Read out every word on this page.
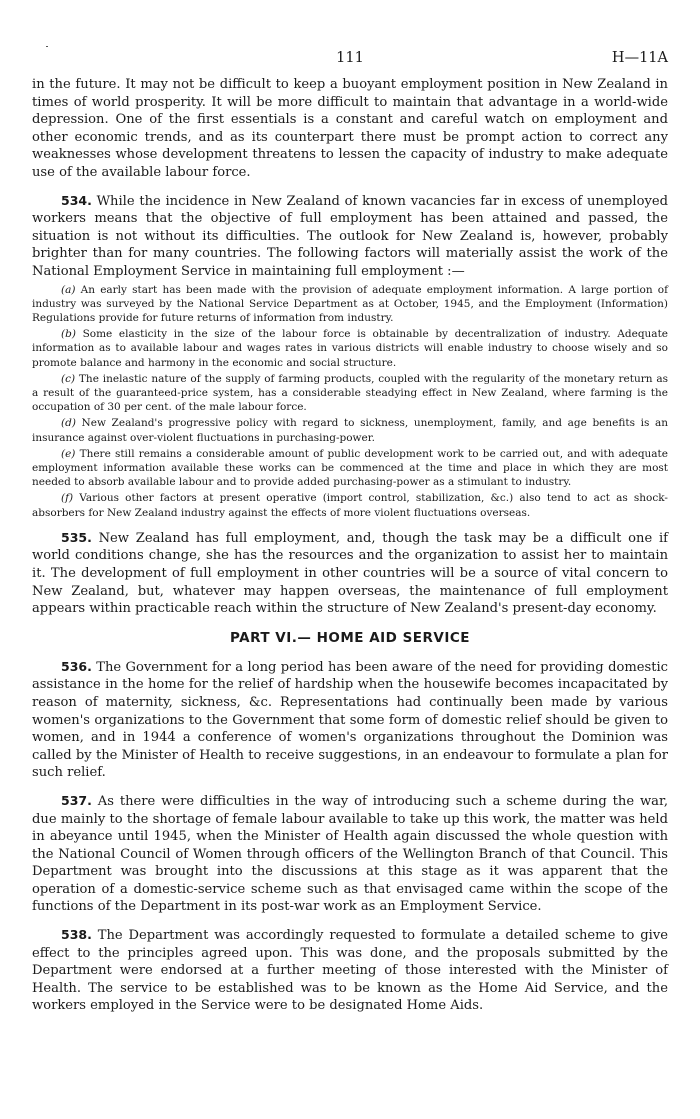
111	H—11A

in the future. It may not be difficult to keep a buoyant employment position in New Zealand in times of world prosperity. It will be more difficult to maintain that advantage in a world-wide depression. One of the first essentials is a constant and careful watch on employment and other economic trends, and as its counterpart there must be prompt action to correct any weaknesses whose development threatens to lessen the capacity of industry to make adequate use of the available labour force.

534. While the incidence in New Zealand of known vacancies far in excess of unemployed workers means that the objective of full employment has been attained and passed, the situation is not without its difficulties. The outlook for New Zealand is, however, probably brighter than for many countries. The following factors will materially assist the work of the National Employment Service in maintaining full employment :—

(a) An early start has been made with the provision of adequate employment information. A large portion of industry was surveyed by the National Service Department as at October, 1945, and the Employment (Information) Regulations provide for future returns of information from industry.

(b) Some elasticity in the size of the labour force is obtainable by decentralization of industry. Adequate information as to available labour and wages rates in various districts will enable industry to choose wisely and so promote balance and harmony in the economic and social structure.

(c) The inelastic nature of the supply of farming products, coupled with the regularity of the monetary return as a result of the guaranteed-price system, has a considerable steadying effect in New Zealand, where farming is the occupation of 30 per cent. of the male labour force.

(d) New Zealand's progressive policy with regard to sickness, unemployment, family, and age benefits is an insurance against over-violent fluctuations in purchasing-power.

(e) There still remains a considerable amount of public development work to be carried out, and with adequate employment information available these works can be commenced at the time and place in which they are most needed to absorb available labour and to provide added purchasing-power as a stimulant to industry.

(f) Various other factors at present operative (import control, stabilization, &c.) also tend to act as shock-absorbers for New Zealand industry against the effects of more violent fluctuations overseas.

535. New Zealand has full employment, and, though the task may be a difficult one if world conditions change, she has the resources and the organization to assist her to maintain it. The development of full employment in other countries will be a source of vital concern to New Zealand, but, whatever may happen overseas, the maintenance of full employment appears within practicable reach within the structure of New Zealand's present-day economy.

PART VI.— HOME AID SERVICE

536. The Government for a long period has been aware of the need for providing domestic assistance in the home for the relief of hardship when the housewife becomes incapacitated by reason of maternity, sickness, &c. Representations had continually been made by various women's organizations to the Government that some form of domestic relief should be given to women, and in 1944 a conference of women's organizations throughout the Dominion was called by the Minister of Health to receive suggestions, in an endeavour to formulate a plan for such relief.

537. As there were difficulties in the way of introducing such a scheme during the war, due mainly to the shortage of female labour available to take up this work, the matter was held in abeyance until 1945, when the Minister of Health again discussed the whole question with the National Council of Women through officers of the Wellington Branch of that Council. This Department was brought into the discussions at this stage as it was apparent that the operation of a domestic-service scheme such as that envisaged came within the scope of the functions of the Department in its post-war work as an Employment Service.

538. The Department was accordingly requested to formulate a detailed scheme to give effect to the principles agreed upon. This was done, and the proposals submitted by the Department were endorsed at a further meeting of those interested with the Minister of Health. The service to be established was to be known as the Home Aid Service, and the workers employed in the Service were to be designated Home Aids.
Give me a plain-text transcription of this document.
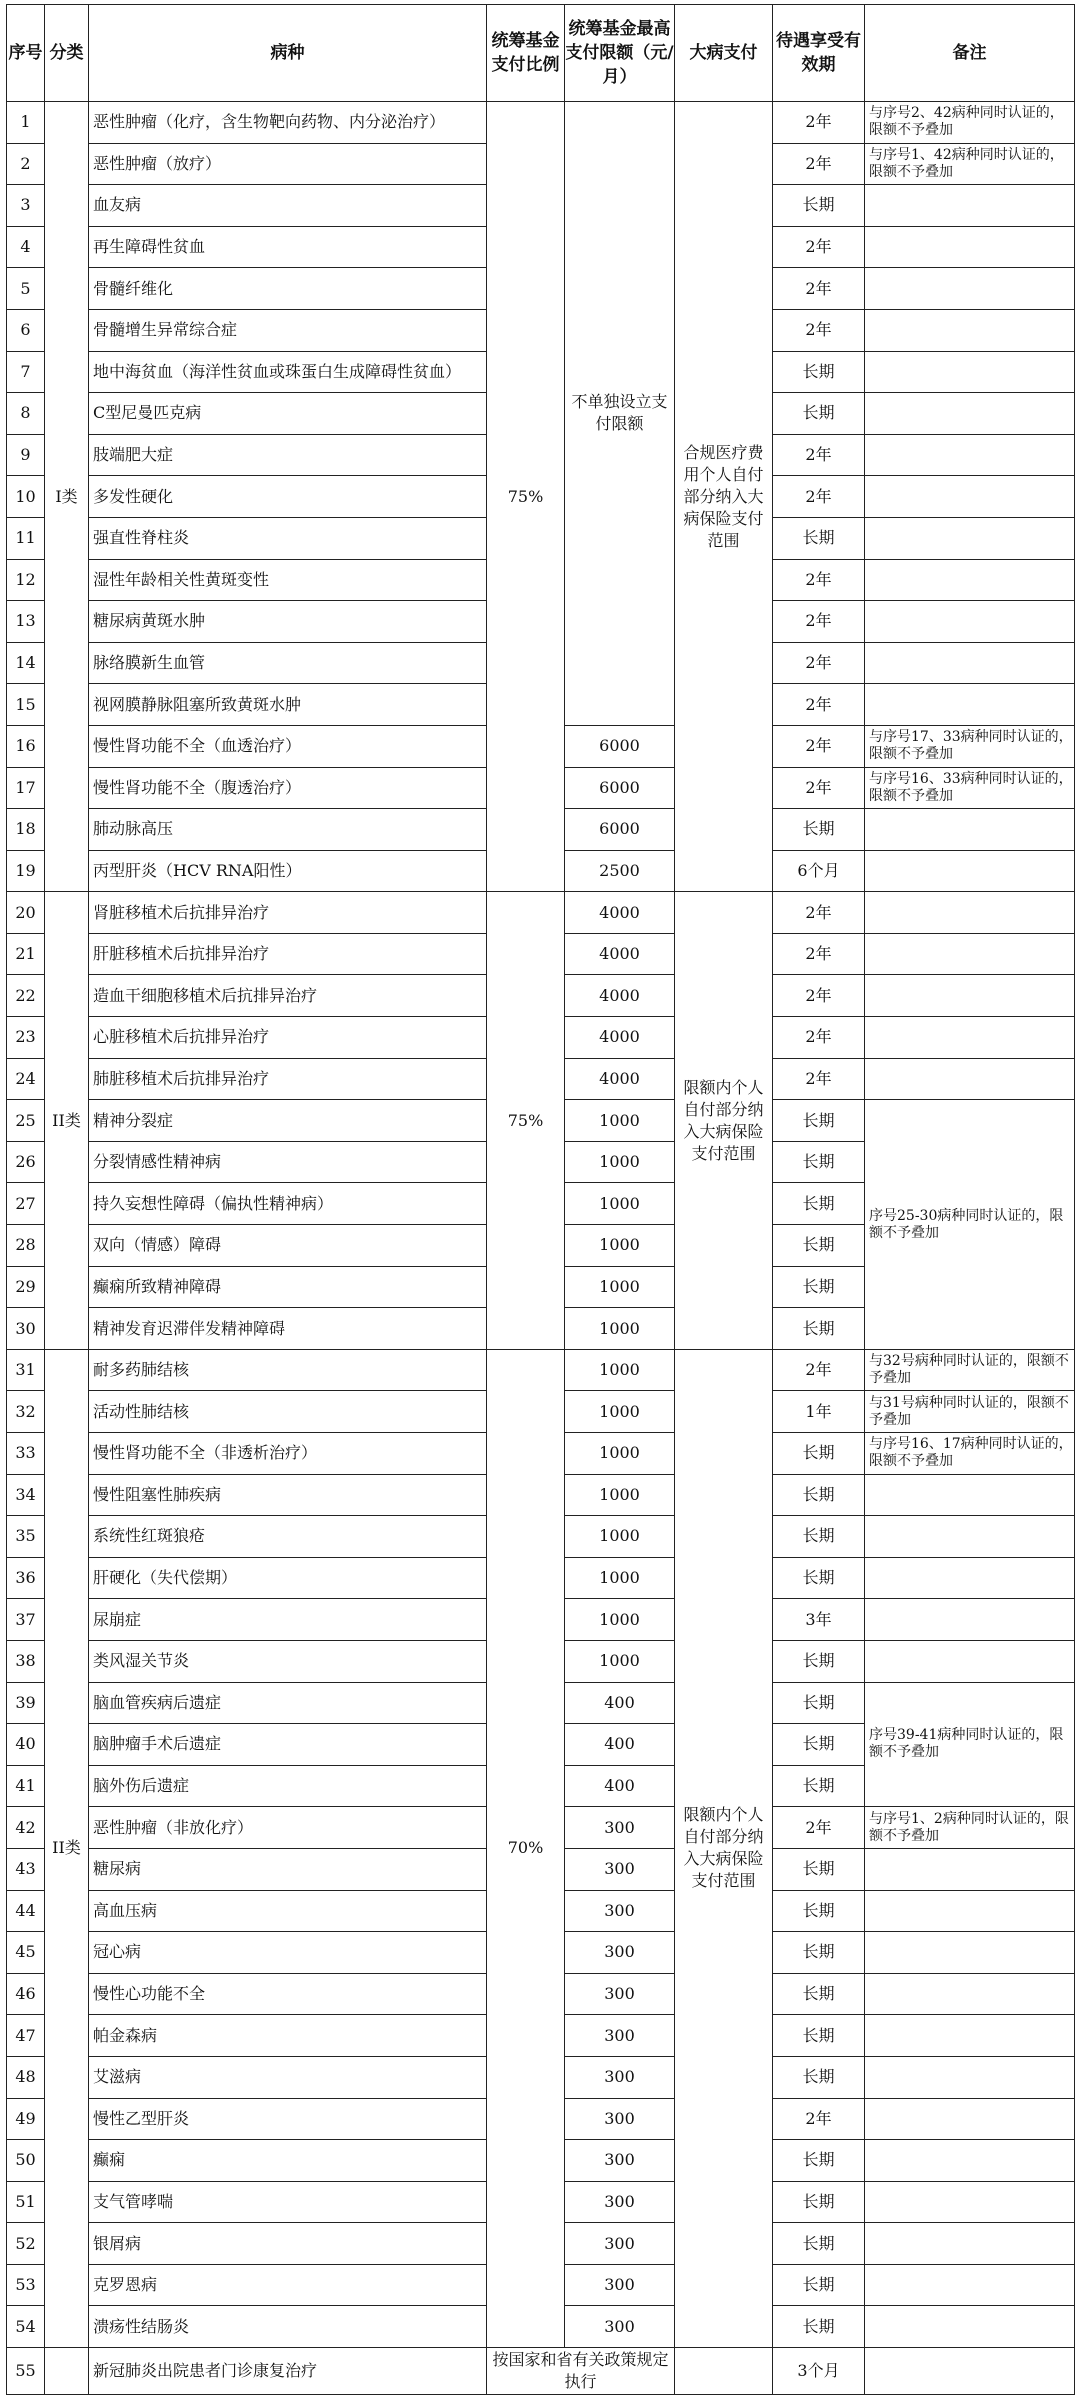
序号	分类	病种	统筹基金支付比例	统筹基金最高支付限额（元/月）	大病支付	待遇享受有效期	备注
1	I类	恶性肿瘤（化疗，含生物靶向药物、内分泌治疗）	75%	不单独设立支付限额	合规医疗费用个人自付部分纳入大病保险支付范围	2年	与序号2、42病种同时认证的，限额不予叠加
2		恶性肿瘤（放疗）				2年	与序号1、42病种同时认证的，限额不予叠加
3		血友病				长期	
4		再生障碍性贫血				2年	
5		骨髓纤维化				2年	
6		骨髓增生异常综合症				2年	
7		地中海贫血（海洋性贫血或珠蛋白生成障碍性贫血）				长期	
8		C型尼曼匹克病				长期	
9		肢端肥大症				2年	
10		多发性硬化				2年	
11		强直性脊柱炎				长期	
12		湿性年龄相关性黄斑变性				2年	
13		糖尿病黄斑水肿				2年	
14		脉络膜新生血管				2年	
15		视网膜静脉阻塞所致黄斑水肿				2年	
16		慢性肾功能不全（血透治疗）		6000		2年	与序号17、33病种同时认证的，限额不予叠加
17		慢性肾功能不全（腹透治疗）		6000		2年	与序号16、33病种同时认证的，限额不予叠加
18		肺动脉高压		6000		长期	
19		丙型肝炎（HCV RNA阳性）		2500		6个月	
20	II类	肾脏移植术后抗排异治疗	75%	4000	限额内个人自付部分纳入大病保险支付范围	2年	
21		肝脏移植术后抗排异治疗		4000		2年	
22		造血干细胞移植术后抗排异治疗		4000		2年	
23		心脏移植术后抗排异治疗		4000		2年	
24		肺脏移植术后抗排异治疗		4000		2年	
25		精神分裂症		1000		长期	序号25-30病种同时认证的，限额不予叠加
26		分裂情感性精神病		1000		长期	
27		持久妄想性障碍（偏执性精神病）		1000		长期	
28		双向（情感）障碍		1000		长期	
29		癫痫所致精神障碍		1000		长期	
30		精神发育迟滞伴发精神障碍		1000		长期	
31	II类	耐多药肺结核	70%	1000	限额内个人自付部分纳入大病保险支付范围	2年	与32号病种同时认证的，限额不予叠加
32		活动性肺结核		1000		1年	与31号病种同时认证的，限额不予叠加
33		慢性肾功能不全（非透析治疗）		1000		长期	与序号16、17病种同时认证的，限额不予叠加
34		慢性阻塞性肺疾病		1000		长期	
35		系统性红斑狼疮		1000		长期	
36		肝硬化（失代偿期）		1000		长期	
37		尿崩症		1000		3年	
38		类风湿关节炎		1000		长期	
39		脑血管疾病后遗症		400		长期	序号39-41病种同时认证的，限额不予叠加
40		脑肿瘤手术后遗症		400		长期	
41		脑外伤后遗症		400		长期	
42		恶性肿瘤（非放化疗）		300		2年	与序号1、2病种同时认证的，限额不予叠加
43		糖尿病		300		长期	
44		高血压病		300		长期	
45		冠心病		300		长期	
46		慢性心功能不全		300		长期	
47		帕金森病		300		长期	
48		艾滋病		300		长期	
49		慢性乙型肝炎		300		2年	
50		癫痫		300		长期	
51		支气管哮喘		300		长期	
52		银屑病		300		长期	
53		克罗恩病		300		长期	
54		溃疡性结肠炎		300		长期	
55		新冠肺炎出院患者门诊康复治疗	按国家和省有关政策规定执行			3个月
====================
Make a verbatim copy of all the entries and strip out the pictures.

Read out every word on this page.
111	H—11A

in the future. It may not be difficult to keep a buoyant employment position in New Zealand in times of world prosperity. It will be more difficult to maintain that advantage in a world-wide depression. One of the first essentials is a constant and careful watch on employment and other economic trends, and as its counterpart there must be prompt action to correct any weaknesses whose development threatens to lessen the capacity of industry to make adequate use of the available labour force.

534. While the incidence in New Zealand of known vacancies far in excess of unemployed workers means that the objective of full employment has been attained and passed, the situation is not without its difficulties. The outlook for New Zealand is, however, probably brighter than for many countries. The following factors will materially assist the work of the National Employment Service in maintaining full employment :—

(a) An early start has been made with the provision of adequate employment information. A large portion of industry was surveyed by the National Service Department as at October, 1945, and the Employment (Information) Regulations provide for future returns of information from industry.

(b) Some elasticity in the size of the labour force is obtainable by decentralization of industry. Adequate information as to available labour and wages rates in various districts will enable industry to choose wisely and so promote balance and harmony in the economic and social structure.

(c) The inelastic nature of the supply of farming products, coupled with the regularity of the monetary return as a result of the guaranteed-price system, has a considerable steadying effect in New Zealand, where farming is the occupation of 30 per cent. of the male labour force.

(d) New Zealand's progressive policy with regard to sickness, unemployment, family, and age benefits is an insurance against over-violent fluctuations in purchasing-power.

(e) There still remains a considerable amount of public development work to be carried out, and with adequate employment information available these works can be commenced at the time and place in which they are most needed to absorb available labour and to provide added purchasing-power as a stimulant to industry.

(f) Various other factors at present operative (import control, stabilization, &c.) also tend to act as shock-absorbers for New Zealand industry against the effects of more violent fluctuations overseas.

535. New Zealand has full employment, and, though the task may be a difficult one if world conditions change, she has the resources and the organization to assist her to maintain it. The development of full employment in other countries will be a source of vital concern to New Zealand, but, whatever may happen overseas, the maintenance of full employment appears within practicable reach within the structure of New Zealand's present-day economy.

PART VI.— HOME AID SERVICE

536. The Government for a long period has been aware of the need for providing domestic assistance in the home for the relief of hardship when the housewife becomes incapacitated by reason of maternity, sickness, &c. Representations had continually been made by various women's organizations to the Government that some form of domestic relief should be given to women, and in 1944 a conference of women's organizations throughout the Dominion was called by the Minister of Health to receive suggestions, in an endeavour to formulate a plan for such relief.

537. As there were difficulties in the way of introducing such a scheme during the war, due mainly to the shortage of female labour available to take up this work, the matter was held in abeyance until 1945, when the Minister of Health again discussed the whole question with the National Council of Women through officers of the Wellington Branch of that Council. This Department was brought into the discussions at this stage as it was apparent that the operation of a domestic-service scheme such as that envisaged came within the scope of the functions of the Department in its post-war work as an Employment Service.

538. The Department was accordingly requested to formulate a detailed scheme to give effect to the principles agreed upon. This was done, and the proposals submitted by the Department were endorsed at a further meeting of those interested with the Minister of Health. The service to be established was to be known as the Home Aid Service, and the workers employed in the Service were to be designated Home Aids.
Give me a plain-text transcription of this document.
序号	分类	病种	统筹基金支付比例	统筹基金最高支付限额（元/月）	大病支付	待遇享受有效期	备注
1	I类	恶性肿瘤（化疗，含生物靶向药物、内分泌治疗）	75%	不单独设立支付限额	合规医疗费用个人自付部分纳入大病保险支付范围	2年	与序号2、42病种同时认证的，限额不予叠加
2		恶性肿瘤（放疗）				2年	与序号1、42病种同时认证的，限额不予叠加
3		血友病				长期	
4		再生障碍性贫血				2年	
5		骨髓纤维化				2年	
6		骨髓增生异常综合症				2年	
7		地中海贫血（海洋性贫血或珠蛋白生成障碍性贫血）				长期	
8		C型尼曼匹克病				长期	
9		肢端肥大症				2年	
10		多发性硬化				2年	
11		强直性脊柱炎				长期	
12		湿性年龄相关性黄斑变性				2年	
13		糖尿病黄斑水肿				2年	
14		脉络膜新生血管				2年	
15		视网膜静脉阻塞所致黄斑水肿				2年	
16		慢性肾功能不全（血透治疗）		6000		2年	与序号17、33病种同时认证的，限额不予叠加
17		慢性肾功能不全（腹透治疗）		6000		2年	与序号16、33病种同时认证的，限额不予叠加
18		肺动脉高压		6000		长期	
19		丙型肝炎（HCV RNA阳性）		2500		6个月	
20	II类	肾脏移植术后抗排异治疗	75%	4000	限额内个人自付部分纳入大病保险支付范围	2年	
21		肝脏移植术后抗排异治疗		4000		2年	
22		造血干细胞移植术后抗排异治疗		4000		2年	
23		心脏移植术后抗排异治疗		4000		2年	
24		肺脏移植术后抗排异治疗		4000		2年	
25		精神分裂症		1000		长期	序号25-30病种同时认证的，限额不予叠加
26		分裂情感性精神病		1000		长期	
27		持久妄想性障碍（偏执性精神病）		1000		长期	
28		双向（情感）障碍		1000		长期	
29		癫痫所致精神障碍		1000		长期	
30		精神发育迟滞伴发精神障碍		1000		长期	
31	II类	耐多药肺结核	70%	1000	限额内个人自付部分纳入大病保险支付范围	2年	与32号病种同时认证的，限额不予叠加
32		活动性肺结核		1000		1年	与31号病种同时认证的，限额不予叠加
33		慢性肾功能不全（非透析治疗）		1000		长期	与序号16、17病种同时认证的，限额不予叠加
34		慢性阻塞性肺疾病		1000		长期	
35		系统性红斑狼疮		1000		长期	
36		肝硬化（失代偿期）		1000		长期	
37		尿崩症		1000		3年	
38		类风湿关节炎		1000		长期	
39		脑血管疾病后遗症		400		长期	序号39-41病种同时认证的，限额不予叠加
40		脑肿瘤手术后遗症		400		长期	
41		脑外伤后遗症		400		长期	
42		恶性肿瘤（非放化疗）		300		2年	与序号1、2病种同时认证的，限额不予叠加
43		糖尿病		300		长期	
44		高血压病		300		长期	
45		冠心病		300		长期	
46		慢性心功能不全		300		长期	
47		帕金森病		300		长期	
48		艾滋病		300		长期	
49		慢性乙型肝炎		300		2年	
50		癫痫		300		长期	
51		支气管哮喘		300		长期	
52		银屑病		300		长期	
53		克罗恩病		300		长期	
54		溃疡性结肠炎		300		长期	
55		新冠肺炎出院患者门诊康复治疗	按国家和省有关政策规定执行			3个月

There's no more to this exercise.